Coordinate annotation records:
+ + + +
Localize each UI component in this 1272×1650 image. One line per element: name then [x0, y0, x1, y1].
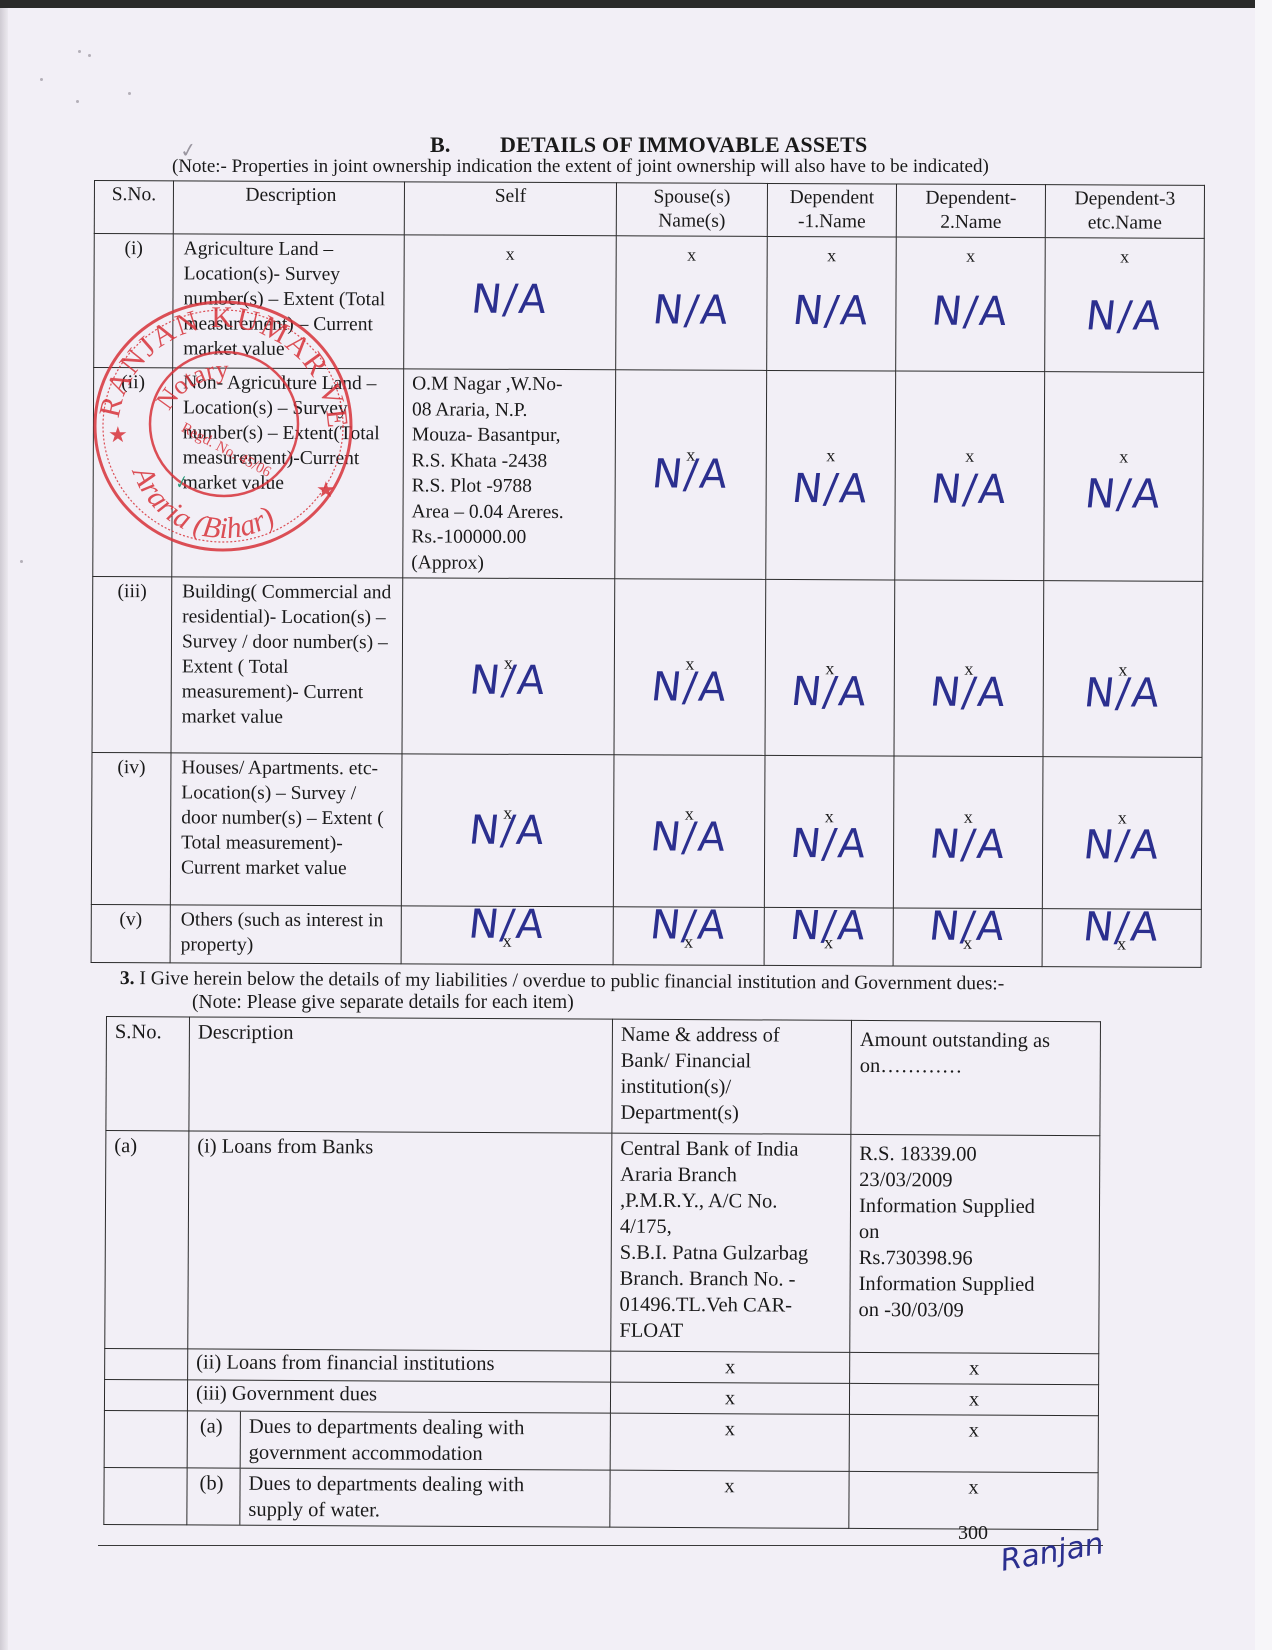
handwritten-na: N/A	[403, 287, 617, 313]
row-description: Houses/ Apartments. etc- Location(s) – S…	[170, 753, 402, 906]
dust-speck	[128, 92, 131, 95]
property-mouza: Mouza- Basantpur,	[412, 422, 607, 448]
cell-dependent-1: xN/A	[765, 579, 895, 756]
amount-date: 23/03/2009	[859, 1167, 1091, 1194]
bank-name: Central Bank of India	[620, 1136, 842, 1163]
handwritten-na: N/A	[401, 818, 615, 844]
sub-description: Dues to departments dealing with governm…	[241, 1412, 533, 1470]
cell-self: xN/A	[401, 906, 613, 965]
row-description: (ii) Loans from financial institutions	[188, 1349, 611, 1382]
row-sno	[104, 1467, 187, 1524]
handwritten-na: N/A	[401, 668, 615, 694]
scan-right-margin	[1255, 0, 1272, 1650]
x-mark: x	[897, 244, 1045, 270]
amount-note: Information Supplied	[859, 1271, 1091, 1298]
cell-dependent-3: xN/A	[1042, 909, 1201, 968]
row-description: Non- Agriculture Land – Location(s) – Su…	[172, 368, 404, 578]
header-dependent-2-line2: 2.Name	[940, 212, 1001, 233]
cell-dependent-3: xN/A	[1042, 757, 1202, 910]
table-row: (a) (i) Loans from Banks Central Bank of…	[105, 1131, 1100, 1354]
handwritten-na: N/A	[764, 832, 895, 858]
dust-speck	[40, 78, 43, 81]
scan-top-edge	[0, 0, 1272, 8]
bank-account: ,P.M.R.Y., A/C No.	[620, 1188, 842, 1215]
x-mark: x	[1045, 444, 1203, 470]
bank-loan-ref: 01496.TL.Veh CAR-	[619, 1292, 841, 1319]
row-description: (b) Dues to departments dealing with sup…	[187, 1468, 610, 1527]
header-bank-line: Name & address of	[621, 1022, 843, 1049]
sub-label: (b)	[187, 1468, 240, 1524]
cell-dependent-2: xN/A	[893, 908, 1042, 967]
cell-amount: x	[849, 1383, 1098, 1415]
handwritten-na: N/A	[766, 299, 897, 325]
header-description: Description	[173, 181, 404, 235]
handwritten-na: N/A	[1042, 833, 1203, 859]
table-row: (iv) Houses/ Apartments. etc- Location(s…	[91, 752, 1202, 909]
amount-note: Information Supplied	[859, 1193, 1091, 1220]
x-mark: x	[405, 241, 616, 267]
property-address-line: 08 Araria, N.P.	[412, 397, 607, 423]
table-row: (a) Dues to departments dealing with gov…	[104, 1410, 1098, 1472]
header-dependent-1-line2: -1.Name	[798, 211, 866, 232]
handwritten-na: N/A	[1043, 482, 1204, 508]
header-bank: Name & address of Bank/ Financial instit…	[612, 1019, 852, 1134]
header-spouse: Spouse(s)Name(s)	[616, 183, 767, 237]
amount-date: on -30/03/09	[858, 1297, 1090, 1324]
bank-name: S.B.I. Patna Gulzarbag	[620, 1240, 842, 1267]
cell-self: xN/A	[402, 578, 615, 755]
cell-bank: x	[610, 1413, 849, 1471]
dust-speck	[76, 100, 79, 103]
bank-loan-ref: FLOAT	[619, 1318, 841, 1345]
row-sno	[104, 1410, 187, 1467]
cell-dependent-1: xN/A	[764, 755, 894, 908]
x-mark: x	[767, 443, 895, 469]
cell-spouse: xN/A	[614, 579, 766, 756]
table-row: (b) Dues to departments dealing with sup…	[104, 1467, 1098, 1529]
liabilities-note: (Note: Please give separate details for …	[192, 992, 574, 1014]
handwritten-na: N/A	[613, 675, 766, 701]
header-bank-line: Department(s)	[620, 1100, 842, 1127]
row-description: (i) Loans from Banks	[188, 1131, 612, 1351]
handwritten-na: N/A	[893, 681, 1044, 707]
row-sno: (a)	[105, 1131, 189, 1349]
row-sno: (v)	[91, 904, 170, 962]
row-sno	[105, 1348, 188, 1379]
property-address-line: O.M Nagar ,W.No-	[412, 371, 607, 397]
sub-description-line: supply of water.	[248, 1497, 524, 1524]
row-sno: (i)	[94, 234, 174, 368]
table-row: (ii) Non- Agriculture Land – Location(s)…	[93, 368, 1204, 582]
liabilities-table: S.No. Description Name & address of Bank…	[103, 1016, 1101, 1530]
footer-divider	[98, 1545, 1103, 1546]
amount-value: R.S. 18339.00	[859, 1137, 1091, 1168]
cell-spouse: xN/A	[616, 236, 768, 371]
section-label: B.	[430, 132, 500, 158]
row-description: Agriculture Land – Location(s)- Survey n…	[173, 234, 405, 369]
sub-description: Dues to departments dealing with supply …	[240, 1469, 532, 1527]
sub-description-line: Dues to departments dealing with	[249, 1414, 525, 1441]
row-sno: (ii)	[93, 368, 173, 577]
header-dependent-3: Dependent-3etc.Name	[1045, 185, 1204, 239]
header-spouse-line1: Spouse(s)	[653, 186, 730, 207]
handwritten-na: N/A	[893, 833, 1044, 859]
cell-dependent-1: xN/A	[767, 236, 897, 371]
cell-bank: x	[610, 1382, 849, 1414]
handwritten-na: N/A	[764, 680, 895, 706]
section-note: (Note:- Properties in joint ownership in…	[172, 156, 989, 178]
header-dependent-3-line2: etc.Name	[1088, 212, 1162, 233]
handwritten-na: N/A	[612, 913, 765, 939]
dust-speck	[88, 54, 91, 57]
header-bank-line: Bank/ Financial	[621, 1048, 843, 1075]
handwritten-na: N/A	[1044, 304, 1205, 330]
handwritten-na: N/A	[615, 298, 768, 324]
scan-left-edge	[0, 8, 8, 1650]
row-description: (iii) Government dues	[187, 1380, 610, 1413]
cell-amount: x	[849, 1471, 1098, 1529]
cell-bank: x	[611, 1351, 850, 1383]
cell-spouse: xN/A	[613, 755, 765, 908]
table-header-row: S.No. Description Self Spouse(s)Name(s) …	[94, 181, 1204, 239]
section-number: 3.	[120, 968, 135, 989]
x-mark: x	[896, 444, 1044, 470]
section-heading: DETAILS OF IMMOVABLE ASSETS	[500, 132, 868, 157]
amount-note: on	[859, 1219, 1091, 1246]
cell-dependent-2: xN/A	[893, 756, 1043, 909]
section-title: B.DETAILS OF IMMOVABLE ASSETS	[430, 132, 868, 158]
bank-branch: Branch. Branch No. -	[620, 1266, 842, 1293]
cell-dependent-1: xN/A	[766, 370, 896, 580]
table-row: (v) Others (such as interest in property…	[91, 904, 1201, 967]
cell-amount: x	[850, 1352, 1099, 1384]
x-mark: x	[768, 243, 896, 269]
property-area: Area – 0.04 Areres.	[412, 499, 607, 525]
row-description: Building( Commercial and residential)- L…	[171, 577, 403, 754]
property-value: Rs.-100000.00	[411, 524, 606, 550]
row-sno: (iii)	[92, 576, 172, 752]
handwritten-na: N/A	[892, 915, 1043, 941]
header-dependent-2-line1: Dependent-	[925, 188, 1016, 209]
row-description: (a) Dues to departments dealing with gov…	[187, 1411, 610, 1470]
row-description: Others (such as interest in property)	[170, 905, 401, 964]
handwritten-na: N/A	[614, 462, 767, 488]
x-mark: x	[1046, 244, 1204, 270]
cell-dependent-3: xN/A	[1043, 581, 1203, 758]
header-sno: S.No.	[106, 1017, 190, 1131]
handwritten-na: N/A	[1041, 915, 1202, 941]
table-row: (i) Agriculture Land – Location(s)- Surv…	[94, 234, 1205, 373]
cell-dependent-3: xN/A	[1045, 238, 1205, 373]
header-amount: Amount outstanding as on…………	[851, 1020, 1101, 1135]
sub-description-line: government accommodation	[249, 1440, 525, 1467]
row-sno: (iv)	[91, 752, 171, 904]
property-value-note: (Approx)	[411, 550, 606, 576]
sub-description-line: Dues to departments dealing with	[248, 1471, 524, 1498]
x-mark: x	[617, 242, 767, 268]
page-number: 300	[958, 1522, 988, 1545]
cell-self-property-details: O.M Nagar ,W.No- 08 Araria, N.P. Mouza- …	[403, 369, 616, 579]
header-bank-line: institution(s)/	[621, 1074, 843, 1101]
header-self: Self	[404, 182, 616, 236]
row-sno	[104, 1379, 187, 1410]
liabilities-intro-text: I Give herein below the details of my li…	[139, 968, 1004, 994]
handwritten-na: N/A	[765, 477, 896, 503]
header-amount-line: on…………	[860, 1053, 1092, 1080]
signature: Ranjan	[998, 1526, 1106, 1579]
immovable-assets-table: S.No. Description Self Spouse(s)Name(s) …	[91, 180, 1205, 968]
handwritten-na: N/A	[613, 825, 766, 851]
amount-value: Rs.730398.96	[859, 1245, 1091, 1272]
table-header-row: S.No. Description Name & address of Bank…	[106, 1017, 1101, 1136]
cell-spouse: xN/A	[613, 907, 764, 966]
header-description: Description	[189, 1017, 613, 1133]
sub-label: (a)	[188, 1411, 241, 1467]
header-dependent-2: Dependent-2.Name	[896, 184, 1045, 238]
header-spouse-line2: Name(s)	[658, 210, 725, 231]
handwritten-na: N/A	[763, 914, 894, 940]
property-plot: R.S. Plot -9788	[412, 473, 607, 499]
table-row: (iii) Government dues x x	[104, 1379, 1098, 1415]
cell-dependent-2: xN/A	[895, 371, 1045, 581]
cell-self: xN/A	[404, 235, 617, 370]
cell-spouse: xN/A	[615, 370, 767, 580]
dust-speck	[78, 50, 81, 53]
cell-self: xN/A	[401, 754, 614, 907]
cell-amount-outstanding: R.S. 18339.00 23/03/2009 Information Sup…	[850, 1134, 1100, 1353]
cell-dependent-3: xN/A	[1044, 372, 1204, 582]
header-sno: S.No.	[94, 181, 173, 234]
cell-amount: x	[849, 1414, 1098, 1472]
cell-bank: x	[610, 1470, 849, 1528]
header-dependent-1: Dependent-1.Name	[767, 183, 896, 237]
handwritten-na: N/A	[400, 912, 614, 938]
header-dependent-3-line1: Dependent-3	[1075, 188, 1176, 209]
header-dependent-1-line1: Dependent	[790, 187, 875, 208]
handwritten-na: N/A	[894, 478, 1045, 504]
table-row: (iii) Building( Commercial and residenti…	[92, 576, 1203, 757]
cell-dependent-1: xN/A	[764, 907, 893, 966]
property-khata: R.S. Khata -2438	[412, 448, 607, 474]
bank-account: 4/175,	[620, 1214, 842, 1241]
table-row: (ii) Loans from financial institutions x…	[105, 1348, 1099, 1384]
cell-dependent-2: xN/A	[894, 580, 1044, 757]
dust-speck	[20, 560, 23, 563]
header-amount-line: Amount outstanding as	[860, 1023, 1092, 1054]
cell-bank-details: Central Bank of India Araria Branch ,P.M…	[611, 1133, 851, 1352]
handwritten-na: N/A	[1042, 681, 1203, 707]
bank-branch: Araria Branch	[620, 1162, 842, 1189]
cell-dependent-2: xN/A	[896, 237, 1046, 372]
handwritten-na: N/A	[895, 300, 1046, 326]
+ + + +
**GOAL OF THE EXERCISE**
Reproduce the material above verbatim, everything from the line containing "287, 617, 313]" down to the line containing "244, 1045, 270]", both of those lines included.

**RESPONSE**
handwritten-na: N/A	[403, 287, 617, 313]
row-description: Houses/ Apartments. etc- Location(s) – S…	[170, 753, 402, 906]
dust-speck	[128, 92, 131, 95]
property-mouza: Mouza- Basantpur,	[412, 422, 607, 448]
cell-dependent-1: xN/A	[765, 579, 895, 756]
amount-date: 23/03/2009	[859, 1167, 1091, 1194]
bank-name: Central Bank of India	[620, 1136, 842, 1163]
handwritten-na: N/A	[401, 818, 615, 844]
sub-description: Dues to departments dealing with governm…	[241, 1412, 533, 1470]
cell-self: xN/A	[401, 906, 613, 965]
row-description: (ii) Loans from financial institutions	[188, 1349, 611, 1382]
row-sno	[104, 1467, 187, 1524]
handwritten-na: N/A	[401, 668, 615, 694]
scan-right-margin	[1255, 0, 1272, 1650]
x-mark: x	[897, 244, 1045, 270]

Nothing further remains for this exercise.